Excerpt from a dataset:
---
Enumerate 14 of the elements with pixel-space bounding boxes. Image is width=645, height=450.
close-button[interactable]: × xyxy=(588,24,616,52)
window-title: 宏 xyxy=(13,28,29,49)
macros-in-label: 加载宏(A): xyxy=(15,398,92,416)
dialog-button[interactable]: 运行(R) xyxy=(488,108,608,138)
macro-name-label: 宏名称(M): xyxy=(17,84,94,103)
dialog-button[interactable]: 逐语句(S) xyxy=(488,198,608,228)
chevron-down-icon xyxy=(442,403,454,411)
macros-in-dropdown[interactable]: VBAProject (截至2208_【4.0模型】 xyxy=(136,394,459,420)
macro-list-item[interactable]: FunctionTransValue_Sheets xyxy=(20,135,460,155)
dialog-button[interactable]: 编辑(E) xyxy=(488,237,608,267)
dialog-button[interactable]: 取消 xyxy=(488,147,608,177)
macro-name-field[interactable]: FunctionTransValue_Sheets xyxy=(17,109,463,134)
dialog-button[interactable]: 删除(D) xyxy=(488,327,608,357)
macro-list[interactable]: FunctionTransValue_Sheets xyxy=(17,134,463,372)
---
# What is being asked
Give the records again with every "dialog-button" swapped for "action-button" and everything else unchanged.

# Result for this task
Enumerate 14 of the elements with pixel-space bounding boxes. Image is width=645, height=450.
close-button[interactable]: × xyxy=(588,24,616,52)
window-title: 宏 xyxy=(13,28,29,49)
macros-in-label: 加载宏(A): xyxy=(15,398,92,416)
action-button[interactable]: 运行(R) xyxy=(488,108,608,138)
macro-name-label: 宏名称(M): xyxy=(17,84,94,103)
action-button[interactable]: 逐语句(S) xyxy=(488,198,608,228)
chevron-down-icon xyxy=(442,403,454,411)
macros-in-dropdown[interactable]: VBAProject (截至2208_【4.0模型】 xyxy=(136,394,459,420)
macro-list-item[interactable]: FunctionTransValue_Sheets xyxy=(20,135,460,155)
action-button[interactable]: 编辑(E) xyxy=(488,237,608,267)
action-button[interactable]: 取消 xyxy=(488,147,608,177)
macro-name-field[interactable]: FunctionTransValue_Sheets xyxy=(17,109,463,134)
action-button[interactable]: 删除(D) xyxy=(488,327,608,357)
macro-list[interactable]: FunctionTransValue_Sheets xyxy=(17,134,463,372)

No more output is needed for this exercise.